Instructions to follow: Check each line of the records below for the word "Since" and copy those where it appears.

#####

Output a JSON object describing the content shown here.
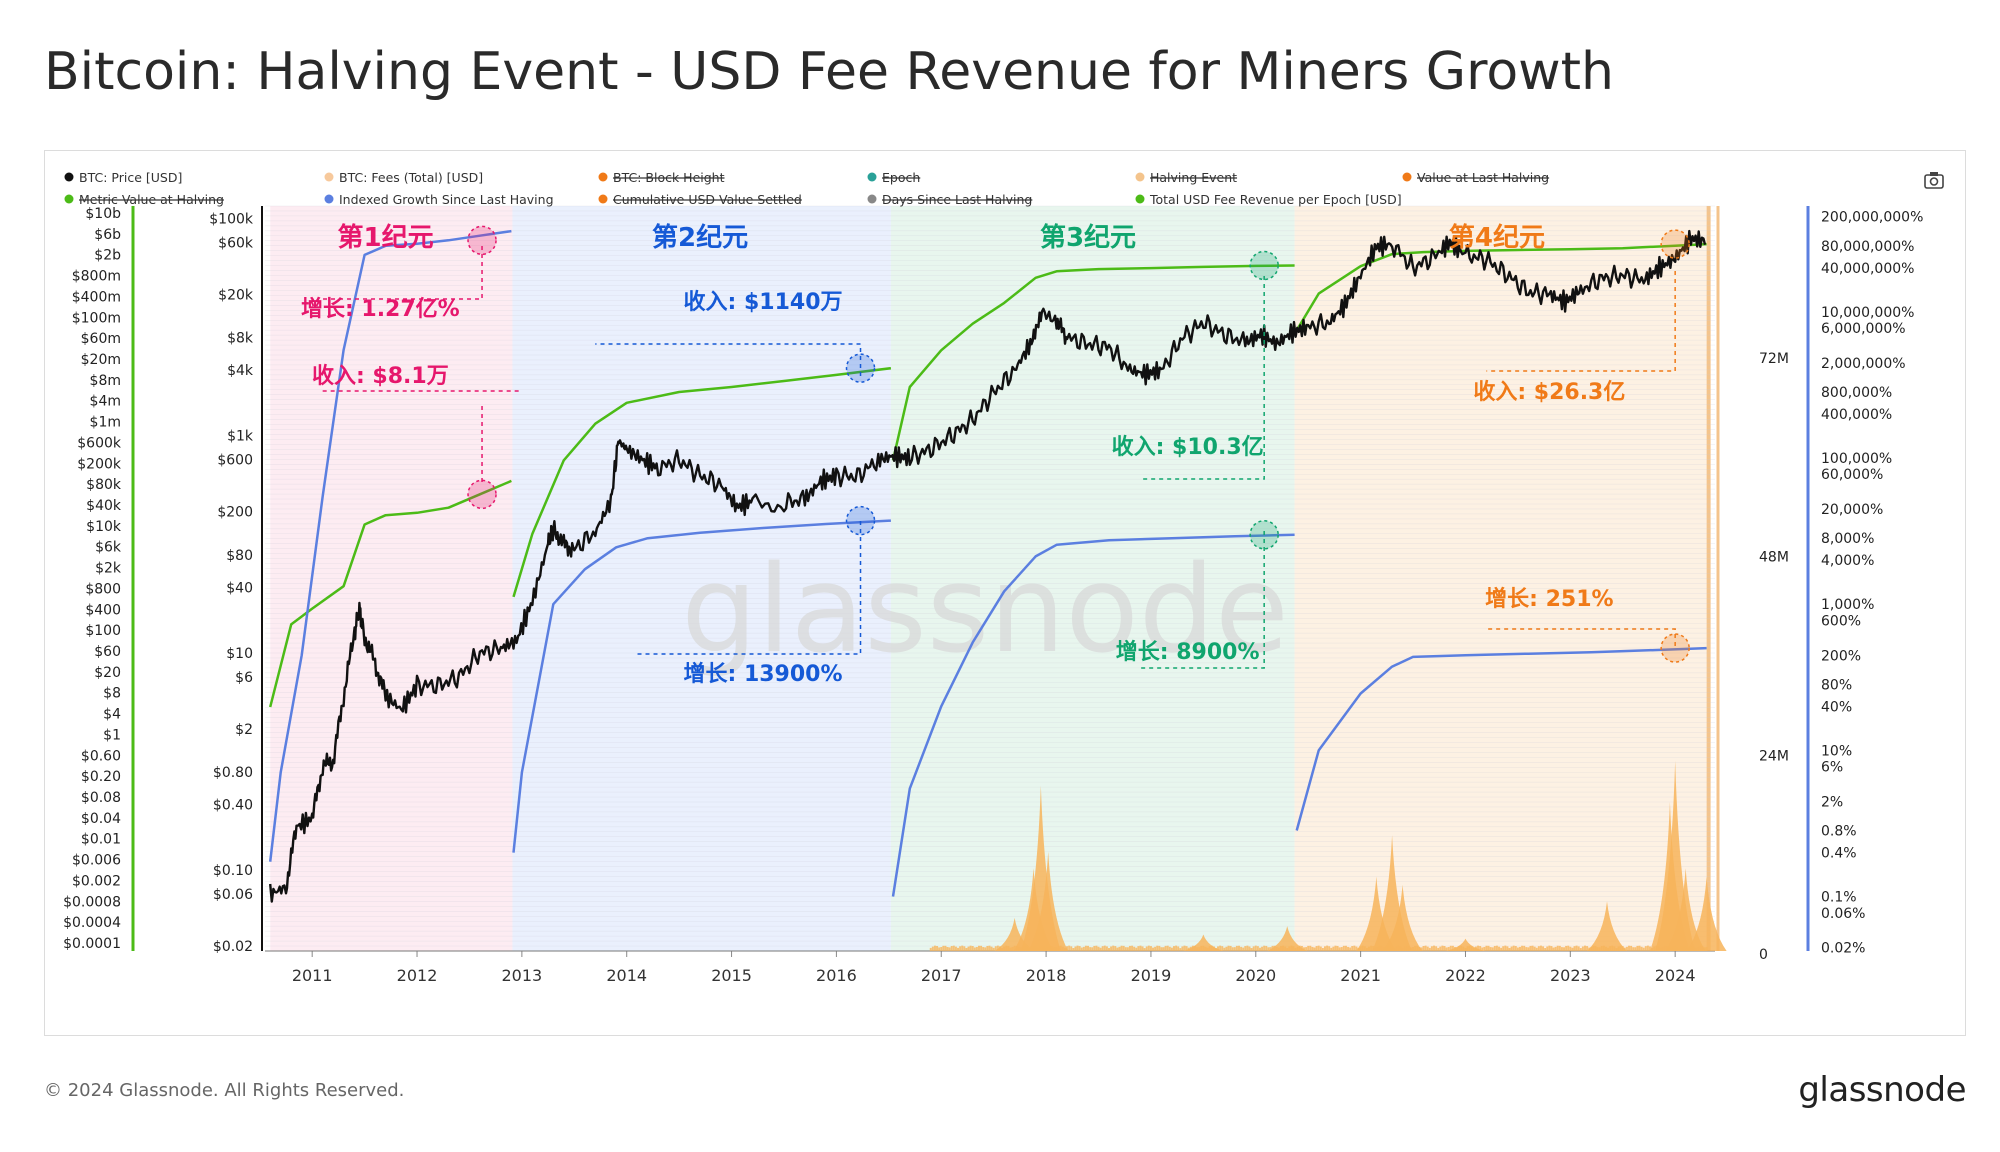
{
  "title": "Bitcoin: Halving Event - USD Fee Revenue for Miners Growth",
  "footer": {
    "copyright": "© 2024 Glassnode. All Rights Reserved.",
    "logo": "glassnode"
  },
  "watermark": "glassnode",
  "camera_icon": "camera-icon",
  "colors": {
    "price": "#111111",
    "fees": "#f7b45a",
    "metric": "#4cbb17",
    "growth": "#5b7fe0",
    "halving": "#f4c48c",
    "epoch1": "#e6176c",
    "epoch2": "#1559d6",
    "epoch3": "#10a56e",
    "epoch4": "#f07a18"
  },
  "chart_data": {
    "type": "line",
    "legend": [
      {
        "label": "BTC: Price [USD]",
        "color": "#111111",
        "struck": false
      },
      {
        "label": "BTC: Fees (Total) [USD]",
        "color": "#f7c99c",
        "struck": false
      },
      {
        "label": "BTC: Block Height",
        "color": "#f07a18",
        "struck": true
      },
      {
        "label": "Epoch",
        "color": "#2aa198",
        "struck": true
      },
      {
        "label": "Halving Event",
        "color": "#f4c48c",
        "struck": true
      },
      {
        "label": "Value at Last Halving",
        "color": "#f07a18",
        "struck": true
      },
      {
        "label": "Metric Value at Halving",
        "color": "#4cbb17",
        "struck": true
      },
      {
        "label": "Indexed Growth Since Last Having",
        "color": "#5b7fe0",
        "struck": false
      },
      {
        "label": "Cumulative USD Value Settled",
        "color": "#f07a18",
        "struck": true
      },
      {
        "label": "Days Since Last Halving",
        "color": "#888888",
        "struck": true
      },
      {
        "label": "Total USD Fee Revenue per Epoch [USD]",
        "color": "#4cbb17",
        "struck": false
      }
    ],
    "x_ticks": [
      "2011",
      "2012",
      "2013",
      "2014",
      "2015",
      "2016",
      "2017",
      "2018",
      "2019",
      "2020",
      "2021",
      "2022",
      "2023",
      "2024"
    ],
    "axis_left_outer": [
      "$10b",
      "$6b",
      "$2b",
      "$800m",
      "$400m",
      "$100m",
      "$60m",
      "$20m",
      "$8m",
      "$4m",
      "$1m",
      "$600k",
      "$200k",
      "$80k",
      "$40k",
      "$10k",
      "$6k",
      "$2k",
      "$800",
      "$400",
      "$100",
      "$60",
      "$20",
      "$8",
      "$4",
      "$1",
      "$0.60",
      "$0.20",
      "$0.08",
      "$0.04",
      "$0.01",
      "$0.006",
      "$0.002",
      "$0.0008",
      "$0.0004",
      "$0.0001"
    ],
    "axis_left_price": [
      "$100k",
      "$60k",
      "$20k",
      "$8k",
      "$4k",
      "$1k",
      "$600",
      "$200",
      "$80",
      "$40",
      "$10",
      "$6",
      "$2",
      "$0.80",
      "$0.40",
      "$0.10",
      "$0.06",
      "$0.02"
    ],
    "axis_right_fees": [
      "72M",
      "48M",
      "24M",
      "0"
    ],
    "axis_right_growth": [
      "200,000,000%",
      "80,000,000%",
      "40,000,000%",
      "10,000,000%",
      "6,000,000%",
      "2,000,000%",
      "800,000%",
      "400,000%",
      "100,000%",
      "60,000%",
      "20,000%",
      "8,000%",
      "4,000%",
      "1,000%",
      "600%",
      "200%",
      "80%",
      "40%",
      "10%",
      "6%",
      "2%",
      "0.8%",
      "0.4%",
      "0.1%",
      "0.06%",
      "0.02%"
    ],
    "epochs": [
      {
        "label": "第1纪元",
        "start": 2010.6,
        "end": 2012.91,
        "color": "#e6176c",
        "bg": "#fdecf2",
        "growth_label": "增长: 1.27亿%",
        "revenue_label": "收入: $8.1万"
      },
      {
        "label": "第2纪元",
        "start": 2012.91,
        "end": 2016.52,
        "color": "#1559d6",
        "bg": "#eaf0fd",
        "growth_label": "增长: 13900%",
        "revenue_label": "收入: $1140万"
      },
      {
        "label": "第3纪元",
        "start": 2016.52,
        "end": 2020.37,
        "color": "#10a56e",
        "bg": "#e8f6ee",
        "growth_label": "增长: 8900%",
        "revenue_label": "收入: $10.3亿"
      },
      {
        "label": "第4纪元",
        "start": 2020.37,
        "end": 2024.3,
        "color": "#f07a18",
        "bg": "#fdf1e3",
        "growth_label": "增长: 251%",
        "revenue_label": "收入: $26.3亿"
      }
    ],
    "price": {
      "scale": "log",
      "x": [
        2010.6,
        2010.75,
        2010.85,
        2011.0,
        2011.1,
        2011.2,
        2011.3,
        2011.4,
        2011.45,
        2011.5,
        2011.6,
        2011.7,
        2011.85,
        2012.0,
        2012.2,
        2012.4,
        2012.6,
        2012.8,
        2012.95,
        2013.1,
        2013.25,
        2013.3,
        2013.4,
        2013.5,
        2013.7,
        2013.85,
        2013.92,
        2014.0,
        2014.15,
        2014.3,
        2014.5,
        2014.7,
        2014.9,
        2015.05,
        2015.2,
        2015.5,
        2015.7,
        2015.85,
        2016.0,
        2016.2,
        2016.4,
        2016.55,
        2016.7,
        2016.9,
        2017.1,
        2017.3,
        2017.5,
        2017.7,
        2017.85,
        2017.96,
        2018.1,
        2018.2,
        2018.4,
        2018.6,
        2018.8,
        2018.95,
        2019.1,
        2019.3,
        2019.5,
        2019.7,
        2019.9,
        2020.05,
        2020.2,
        2020.35,
        2020.5,
        2020.7,
        2020.85,
        2021.0,
        2021.15,
        2021.3,
        2021.5,
        2021.7,
        2021.85,
        2022.0,
        2022.2,
        2022.4,
        2022.6,
        2022.8,
        2022.95,
        2023.1,
        2023.3,
        2023.5,
        2023.7,
        2023.85,
        2024.0,
        2024.15,
        2024.3
      ],
      "y": [
        0.06,
        0.07,
        0.25,
        0.3,
        0.9,
        1.0,
        4,
        15,
        25,
        14,
        8,
        4,
        3,
        5,
        5,
        6,
        10,
        11,
        13,
        30,
        100,
        140,
        100,
        90,
        130,
        250,
        900,
        750,
        600,
        500,
        600,
        430,
        350,
        220,
        250,
        240,
        260,
        380,
        430,
        420,
        600,
        650,
        620,
        750,
        1000,
        1400,
        2500,
        4000,
        7000,
        14000,
        11000,
        8000,
        7000,
        6500,
        4000,
        3700,
        4000,
        8000,
        11000,
        8500,
        7200,
        8500,
        7000,
        9000,
        10000,
        11000,
        16000,
        30000,
        55000,
        58000,
        35000,
        44000,
        60000,
        46000,
        42000,
        30000,
        21000,
        20000,
        17000,
        22000,
        28000,
        30000,
        27000,
        35000,
        43000,
        65000,
        62000
      ]
    },
    "metric_revenue_per_epoch": {
      "scale": "log",
      "unit": "USD",
      "x": [
        2010.6,
        2010.8,
        2011.0,
        2011.3,
        2011.5,
        2011.7,
        2012.0,
        2012.3,
        2012.6,
        2012.9,
        2012.92,
        2013.1,
        2013.4,
        2013.7,
        2014.0,
        2014.5,
        2015.0,
        2015.5,
        2016.0,
        2016.52,
        2016.54,
        2016.7,
        2017.0,
        2017.3,
        2017.6,
        2017.9,
        2018.1,
        2018.5,
        2019.0,
        2019.5,
        2020.0,
        2020.37,
        2020.39,
        2020.6,
        2021.0,
        2021.3,
        2021.6,
        2022.0,
        2022.5,
        2023.0,
        2023.5,
        2024.0,
        2024.3
      ],
      "y": [
        4,
        150,
        300,
        800,
        12000,
        18000,
        20000,
        25000,
        45000,
        81000,
        500,
        8000,
        200000,
        1000000,
        2500000,
        4000000,
        5000000,
        6500000,
        8500000,
        11400000,
        200000,
        5000000,
        25000000,
        80000000,
        200000000,
        600000000,
        800000000,
        880000000,
        920000000,
        970000000,
        1010000000,
        1030000000,
        60000000,
        300000000,
        1000000000,
        1700000000,
        1850000000,
        1950000000,
        2030000000,
        2100000000,
        2200000000,
        2450000000,
        2630000000
      ]
    },
    "indexed_growth": {
      "scale": "log",
      "unit": "%",
      "x": [
        2010.6,
        2010.7,
        2010.9,
        2011.1,
        2011.3,
        2011.5,
        2011.7,
        2012.0,
        2012.3,
        2012.6,
        2012.9,
        2012.92,
        2013.0,
        2013.3,
        2013.6,
        2013.9,
        2014.2,
        2014.7,
        2015.3,
        2015.9,
        2016.52,
        2016.54,
        2016.7,
        2017.0,
        2017.3,
        2017.6,
        2017.9,
        2018.1,
        2018.6,
        2019.2,
        2019.8,
        2020.37,
        2020.39,
        2020.6,
        2021.0,
        2021.3,
        2021.5,
        2022.0,
        2022.6,
        2023.2,
        2023.8,
        2024.3
      ],
      "y": [
        0.3,
        5,
        200,
        30000,
        3000000,
        60000000,
        80000000,
        85000000,
        95000000,
        110000000,
        127000000,
        0.4,
        5,
        1000,
        3000,
        6000,
        8000,
        9500,
        11000,
        12500,
        13900,
        0.1,
        3,
        40,
        300,
        1500,
        4500,
        6500,
        7500,
        8000,
        8500,
        8900,
        0.8,
        10,
        60,
        140,
        190,
        200,
        210,
        220,
        235,
        251
      ]
    },
    "fees_total": {
      "unit": "USD",
      "scale": "linear",
      "max_shown": 72000000,
      "spikes": [
        {
          "x": 2017.95,
          "y": 20000000
        },
        {
          "x": 2017.88,
          "y": 10000000
        },
        {
          "x": 2018.02,
          "y": 12000000
        },
        {
          "x": 2017.7,
          "y": 4000000
        },
        {
          "x": 2019.5,
          "y": 2000000
        },
        {
          "x": 2020.3,
          "y": 3000000
        },
        {
          "x": 2021.3,
          "y": 14000000
        },
        {
          "x": 2021.15,
          "y": 9000000
        },
        {
          "x": 2021.4,
          "y": 8000000
        },
        {
          "x": 2022.0,
          "y": 1500000
        },
        {
          "x": 2023.35,
          "y": 6000000
        },
        {
          "x": 2023.95,
          "y": 18000000
        },
        {
          "x": 2024.0,
          "y": 23000000
        },
        {
          "x": 2024.1,
          "y": 10000000
        },
        {
          "x": 2024.3,
          "y": 9000000
        }
      ]
    },
    "markers": [
      {
        "epoch": 1,
        "on": "growth",
        "x": 2012.62,
        "y": 95000000
      },
      {
        "epoch": 1,
        "on": "metric",
        "x": 2012.62,
        "y": 45000
      },
      {
        "epoch": 2,
        "on": "metric",
        "x": 2016.23,
        "y": 11400000
      },
      {
        "epoch": 2,
        "on": "growth",
        "x": 2016.23,
        "y": 13900
      },
      {
        "epoch": 3,
        "on": "metric",
        "x": 2020.08,
        "y": 1030000000
      },
      {
        "epoch": 3,
        "on": "growth",
        "x": 2020.08,
        "y": 8900
      },
      {
        "epoch": 4,
        "on": "metric",
        "x": 2024.0,
        "y": 2630000000
      },
      {
        "epoch": 4,
        "on": "growth",
        "x": 2024.0,
        "y": 251
      }
    ]
  }
}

#####

In response:
        "label": "Indexed Growth Since Last Having",
        "label": "Days Since Last Halving",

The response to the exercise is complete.